OPDRACHTOMSCHRIJVING
Geef alleen de regels vanaf de regel met "Decompose this screenshot" tot en met de regel met "- CR1000 panelT: [232, 178, 239, 183]" weer als een genummerde lijst, zonder lege regels.

╭─ INVOER

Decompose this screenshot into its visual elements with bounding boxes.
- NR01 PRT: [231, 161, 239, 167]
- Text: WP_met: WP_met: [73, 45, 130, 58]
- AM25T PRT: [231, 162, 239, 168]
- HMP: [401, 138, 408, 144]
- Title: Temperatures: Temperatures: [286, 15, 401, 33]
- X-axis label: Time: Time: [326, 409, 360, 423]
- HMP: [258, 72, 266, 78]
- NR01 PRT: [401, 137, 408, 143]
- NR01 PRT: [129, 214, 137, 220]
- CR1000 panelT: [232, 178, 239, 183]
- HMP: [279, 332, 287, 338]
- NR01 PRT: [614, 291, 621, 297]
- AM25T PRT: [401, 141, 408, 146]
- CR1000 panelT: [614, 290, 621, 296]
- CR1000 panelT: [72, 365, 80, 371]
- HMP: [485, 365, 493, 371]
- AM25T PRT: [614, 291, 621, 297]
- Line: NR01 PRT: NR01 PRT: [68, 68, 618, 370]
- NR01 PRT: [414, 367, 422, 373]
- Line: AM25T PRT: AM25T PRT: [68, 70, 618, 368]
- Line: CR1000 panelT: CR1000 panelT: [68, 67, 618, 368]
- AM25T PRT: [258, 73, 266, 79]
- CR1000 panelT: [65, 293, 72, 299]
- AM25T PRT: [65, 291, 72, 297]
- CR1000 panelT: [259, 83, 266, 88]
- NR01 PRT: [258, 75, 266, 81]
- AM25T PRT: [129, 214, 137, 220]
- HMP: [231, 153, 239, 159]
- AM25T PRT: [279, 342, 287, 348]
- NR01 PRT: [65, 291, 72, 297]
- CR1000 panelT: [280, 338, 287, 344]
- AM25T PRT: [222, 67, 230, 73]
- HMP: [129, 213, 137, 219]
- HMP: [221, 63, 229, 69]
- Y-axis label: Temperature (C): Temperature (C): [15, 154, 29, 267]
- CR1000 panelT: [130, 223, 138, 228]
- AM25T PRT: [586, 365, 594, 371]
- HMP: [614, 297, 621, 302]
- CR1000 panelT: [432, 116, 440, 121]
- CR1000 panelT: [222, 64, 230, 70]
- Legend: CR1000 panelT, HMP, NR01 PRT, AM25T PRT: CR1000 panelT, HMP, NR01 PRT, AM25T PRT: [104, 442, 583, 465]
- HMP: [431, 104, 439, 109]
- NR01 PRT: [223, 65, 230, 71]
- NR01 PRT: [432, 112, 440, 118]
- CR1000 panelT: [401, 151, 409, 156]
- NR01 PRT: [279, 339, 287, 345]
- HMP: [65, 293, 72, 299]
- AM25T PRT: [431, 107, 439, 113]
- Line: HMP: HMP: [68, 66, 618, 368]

╰─
╭─ INVOER

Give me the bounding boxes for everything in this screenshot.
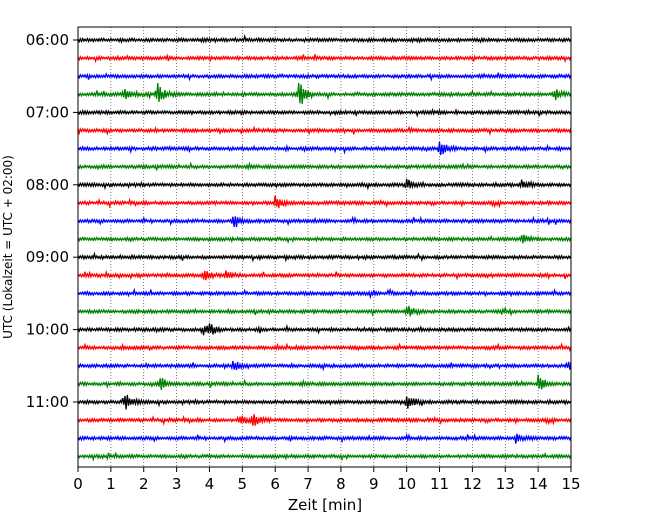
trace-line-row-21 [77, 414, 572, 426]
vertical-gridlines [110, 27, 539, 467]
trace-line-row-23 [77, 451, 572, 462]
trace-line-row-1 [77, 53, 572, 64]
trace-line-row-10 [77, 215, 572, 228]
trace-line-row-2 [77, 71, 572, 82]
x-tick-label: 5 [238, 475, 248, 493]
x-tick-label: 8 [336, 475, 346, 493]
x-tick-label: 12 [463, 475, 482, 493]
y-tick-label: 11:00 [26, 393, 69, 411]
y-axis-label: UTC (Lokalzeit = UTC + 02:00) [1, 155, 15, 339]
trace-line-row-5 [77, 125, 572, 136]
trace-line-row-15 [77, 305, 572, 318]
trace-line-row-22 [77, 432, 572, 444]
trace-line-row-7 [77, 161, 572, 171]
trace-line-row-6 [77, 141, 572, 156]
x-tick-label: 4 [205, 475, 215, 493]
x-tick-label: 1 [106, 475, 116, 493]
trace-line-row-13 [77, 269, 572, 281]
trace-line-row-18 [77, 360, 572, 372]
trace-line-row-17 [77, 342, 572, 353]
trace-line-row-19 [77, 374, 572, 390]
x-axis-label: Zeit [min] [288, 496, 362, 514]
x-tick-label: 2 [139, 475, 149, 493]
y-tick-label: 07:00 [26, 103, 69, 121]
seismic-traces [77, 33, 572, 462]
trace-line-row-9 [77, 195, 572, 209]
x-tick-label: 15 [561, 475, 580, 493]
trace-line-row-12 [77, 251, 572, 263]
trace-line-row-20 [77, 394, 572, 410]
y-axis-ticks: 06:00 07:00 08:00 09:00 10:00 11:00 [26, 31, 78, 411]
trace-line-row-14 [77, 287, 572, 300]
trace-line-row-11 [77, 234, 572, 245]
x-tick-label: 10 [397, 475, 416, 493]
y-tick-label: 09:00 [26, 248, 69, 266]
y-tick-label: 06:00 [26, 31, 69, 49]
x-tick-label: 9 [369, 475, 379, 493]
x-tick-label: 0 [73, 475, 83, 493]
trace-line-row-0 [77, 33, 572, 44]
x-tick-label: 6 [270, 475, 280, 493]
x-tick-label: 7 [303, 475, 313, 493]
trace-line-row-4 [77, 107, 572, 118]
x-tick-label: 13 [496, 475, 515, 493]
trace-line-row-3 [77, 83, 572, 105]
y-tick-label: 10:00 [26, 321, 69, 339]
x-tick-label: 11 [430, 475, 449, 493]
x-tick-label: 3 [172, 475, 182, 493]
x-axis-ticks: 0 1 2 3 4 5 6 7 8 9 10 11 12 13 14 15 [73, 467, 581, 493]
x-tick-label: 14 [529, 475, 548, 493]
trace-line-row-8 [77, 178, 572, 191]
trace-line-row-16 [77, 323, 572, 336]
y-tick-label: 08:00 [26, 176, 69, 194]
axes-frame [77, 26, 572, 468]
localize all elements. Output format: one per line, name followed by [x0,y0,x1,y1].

╰─

ANTWOORD
1. Decompose this screenshot into its visual elements with bounding boxes.
2. - NR01 PRT: [231, 161, 239, 167]
3. - Text: WP_met: WP_met: [73, 45, 130, 58]
4. - AM25T PRT: [231, 162, 239, 168]
5. - HMP: [401, 138, 408, 144]
6. - Title: Temperatures: Temperatures: [286, 15, 401, 33]
7. - X-axis label: Time: Time: [326, 409, 360, 423]
8. - HMP: [258, 72, 266, 78]
9. - NR01 PRT: [401, 137, 408, 143]
10. - NR01 PRT: [129, 214, 137, 220]
11. - CR1000 panelT: [232, 178, 239, 183]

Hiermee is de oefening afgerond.